--- START Data shown ---

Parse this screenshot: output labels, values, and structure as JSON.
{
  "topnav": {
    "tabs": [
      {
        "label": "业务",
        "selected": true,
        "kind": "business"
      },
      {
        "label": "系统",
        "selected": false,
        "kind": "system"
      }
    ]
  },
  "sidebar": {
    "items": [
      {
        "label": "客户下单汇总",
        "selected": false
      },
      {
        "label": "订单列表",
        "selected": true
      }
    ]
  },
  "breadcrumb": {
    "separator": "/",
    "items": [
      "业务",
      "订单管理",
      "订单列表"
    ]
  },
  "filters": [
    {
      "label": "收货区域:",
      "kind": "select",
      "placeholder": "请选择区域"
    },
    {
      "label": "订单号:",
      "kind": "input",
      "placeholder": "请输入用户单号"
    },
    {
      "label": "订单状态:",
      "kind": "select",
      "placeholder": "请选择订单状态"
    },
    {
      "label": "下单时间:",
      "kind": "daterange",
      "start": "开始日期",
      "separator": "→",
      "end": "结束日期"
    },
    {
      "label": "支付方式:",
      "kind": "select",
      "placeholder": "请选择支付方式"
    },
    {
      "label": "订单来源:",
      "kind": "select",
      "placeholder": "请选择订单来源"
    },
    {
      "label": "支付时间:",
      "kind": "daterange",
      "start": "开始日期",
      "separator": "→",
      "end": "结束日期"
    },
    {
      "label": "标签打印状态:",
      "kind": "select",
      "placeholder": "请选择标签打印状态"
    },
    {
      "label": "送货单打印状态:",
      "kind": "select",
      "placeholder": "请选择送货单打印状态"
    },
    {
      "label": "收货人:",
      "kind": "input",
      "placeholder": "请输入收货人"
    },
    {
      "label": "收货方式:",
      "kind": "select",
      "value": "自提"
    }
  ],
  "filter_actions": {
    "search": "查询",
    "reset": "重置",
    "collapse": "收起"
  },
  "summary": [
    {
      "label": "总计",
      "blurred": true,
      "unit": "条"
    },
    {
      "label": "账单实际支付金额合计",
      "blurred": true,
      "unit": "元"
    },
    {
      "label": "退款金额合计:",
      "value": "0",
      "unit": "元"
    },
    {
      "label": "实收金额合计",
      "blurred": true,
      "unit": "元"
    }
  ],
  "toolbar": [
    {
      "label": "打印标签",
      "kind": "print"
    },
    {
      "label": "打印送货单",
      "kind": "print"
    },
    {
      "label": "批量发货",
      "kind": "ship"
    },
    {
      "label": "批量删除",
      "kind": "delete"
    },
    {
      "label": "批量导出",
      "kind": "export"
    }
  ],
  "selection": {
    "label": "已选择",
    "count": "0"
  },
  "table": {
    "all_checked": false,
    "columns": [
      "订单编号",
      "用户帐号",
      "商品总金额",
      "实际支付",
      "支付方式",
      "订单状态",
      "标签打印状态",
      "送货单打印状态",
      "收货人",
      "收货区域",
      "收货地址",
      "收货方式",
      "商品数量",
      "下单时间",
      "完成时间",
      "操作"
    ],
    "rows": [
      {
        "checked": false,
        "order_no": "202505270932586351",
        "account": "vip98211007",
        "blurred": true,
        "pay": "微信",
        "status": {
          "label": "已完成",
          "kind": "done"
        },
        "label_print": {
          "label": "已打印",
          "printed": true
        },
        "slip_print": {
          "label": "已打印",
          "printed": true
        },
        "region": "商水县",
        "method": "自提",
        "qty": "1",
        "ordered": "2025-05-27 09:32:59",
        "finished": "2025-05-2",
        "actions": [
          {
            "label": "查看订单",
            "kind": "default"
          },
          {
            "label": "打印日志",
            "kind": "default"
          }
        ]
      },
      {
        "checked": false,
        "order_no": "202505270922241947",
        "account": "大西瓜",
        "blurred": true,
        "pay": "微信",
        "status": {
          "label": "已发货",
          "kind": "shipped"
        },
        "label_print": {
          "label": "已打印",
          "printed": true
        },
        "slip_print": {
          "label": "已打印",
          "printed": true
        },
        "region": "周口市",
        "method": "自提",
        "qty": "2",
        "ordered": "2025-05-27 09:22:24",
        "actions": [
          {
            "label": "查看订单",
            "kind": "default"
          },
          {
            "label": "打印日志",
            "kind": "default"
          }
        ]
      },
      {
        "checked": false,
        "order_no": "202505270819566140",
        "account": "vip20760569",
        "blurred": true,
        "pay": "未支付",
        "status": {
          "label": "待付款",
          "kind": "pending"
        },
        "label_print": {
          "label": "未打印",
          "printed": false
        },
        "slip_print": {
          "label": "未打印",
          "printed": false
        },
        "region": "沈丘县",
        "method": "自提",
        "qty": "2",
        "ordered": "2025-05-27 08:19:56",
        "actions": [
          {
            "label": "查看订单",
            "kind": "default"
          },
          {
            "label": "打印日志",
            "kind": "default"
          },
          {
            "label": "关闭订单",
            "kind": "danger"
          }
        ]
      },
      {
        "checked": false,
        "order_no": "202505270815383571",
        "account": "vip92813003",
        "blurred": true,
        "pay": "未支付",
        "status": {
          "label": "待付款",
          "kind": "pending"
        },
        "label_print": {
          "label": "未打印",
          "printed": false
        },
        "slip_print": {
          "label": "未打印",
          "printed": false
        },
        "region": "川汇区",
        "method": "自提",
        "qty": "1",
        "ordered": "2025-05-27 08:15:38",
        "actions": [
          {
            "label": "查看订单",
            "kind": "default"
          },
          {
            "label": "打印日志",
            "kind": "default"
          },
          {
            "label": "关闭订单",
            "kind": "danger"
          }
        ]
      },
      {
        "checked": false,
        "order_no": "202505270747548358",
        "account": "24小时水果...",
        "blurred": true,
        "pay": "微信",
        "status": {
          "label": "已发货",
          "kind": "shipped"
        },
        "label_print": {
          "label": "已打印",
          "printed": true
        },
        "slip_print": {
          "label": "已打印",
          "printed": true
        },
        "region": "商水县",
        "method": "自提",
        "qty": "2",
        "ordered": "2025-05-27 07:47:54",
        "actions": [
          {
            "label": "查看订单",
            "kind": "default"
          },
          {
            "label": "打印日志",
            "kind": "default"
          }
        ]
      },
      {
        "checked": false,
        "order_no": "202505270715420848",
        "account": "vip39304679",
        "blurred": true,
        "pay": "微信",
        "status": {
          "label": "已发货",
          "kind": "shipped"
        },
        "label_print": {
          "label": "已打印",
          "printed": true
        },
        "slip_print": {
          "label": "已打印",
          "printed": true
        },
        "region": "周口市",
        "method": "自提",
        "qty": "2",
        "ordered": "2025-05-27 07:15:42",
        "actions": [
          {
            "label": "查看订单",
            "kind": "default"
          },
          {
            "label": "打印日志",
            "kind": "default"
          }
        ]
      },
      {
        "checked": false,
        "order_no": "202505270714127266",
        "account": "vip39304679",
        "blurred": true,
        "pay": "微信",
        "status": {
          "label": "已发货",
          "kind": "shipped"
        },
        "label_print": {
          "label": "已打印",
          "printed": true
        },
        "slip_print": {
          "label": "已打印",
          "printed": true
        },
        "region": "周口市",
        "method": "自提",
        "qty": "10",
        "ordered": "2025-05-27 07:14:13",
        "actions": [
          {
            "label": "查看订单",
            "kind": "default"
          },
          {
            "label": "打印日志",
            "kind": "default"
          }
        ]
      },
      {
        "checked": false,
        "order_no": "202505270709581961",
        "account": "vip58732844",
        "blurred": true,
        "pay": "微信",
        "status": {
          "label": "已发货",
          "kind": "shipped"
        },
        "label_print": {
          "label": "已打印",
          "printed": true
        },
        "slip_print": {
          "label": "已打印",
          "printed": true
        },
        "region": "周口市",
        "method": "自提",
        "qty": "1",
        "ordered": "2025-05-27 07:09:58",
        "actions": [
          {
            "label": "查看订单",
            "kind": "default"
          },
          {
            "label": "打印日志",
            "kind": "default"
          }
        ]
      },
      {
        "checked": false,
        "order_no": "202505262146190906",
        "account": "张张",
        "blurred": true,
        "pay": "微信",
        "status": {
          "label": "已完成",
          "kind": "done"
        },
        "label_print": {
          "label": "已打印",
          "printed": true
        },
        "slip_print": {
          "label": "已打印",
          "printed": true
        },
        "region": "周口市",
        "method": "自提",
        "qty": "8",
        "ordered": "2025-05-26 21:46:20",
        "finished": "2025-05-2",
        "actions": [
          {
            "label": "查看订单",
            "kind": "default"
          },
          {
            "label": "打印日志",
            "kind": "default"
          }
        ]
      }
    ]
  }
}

--- END Data shown ---

◆ **Written problem**: Find each line with the string "selected" and copy it out.

◆ **Result**:
        "selected": true,
        "selected": false,
        "selected": false
        "selected": true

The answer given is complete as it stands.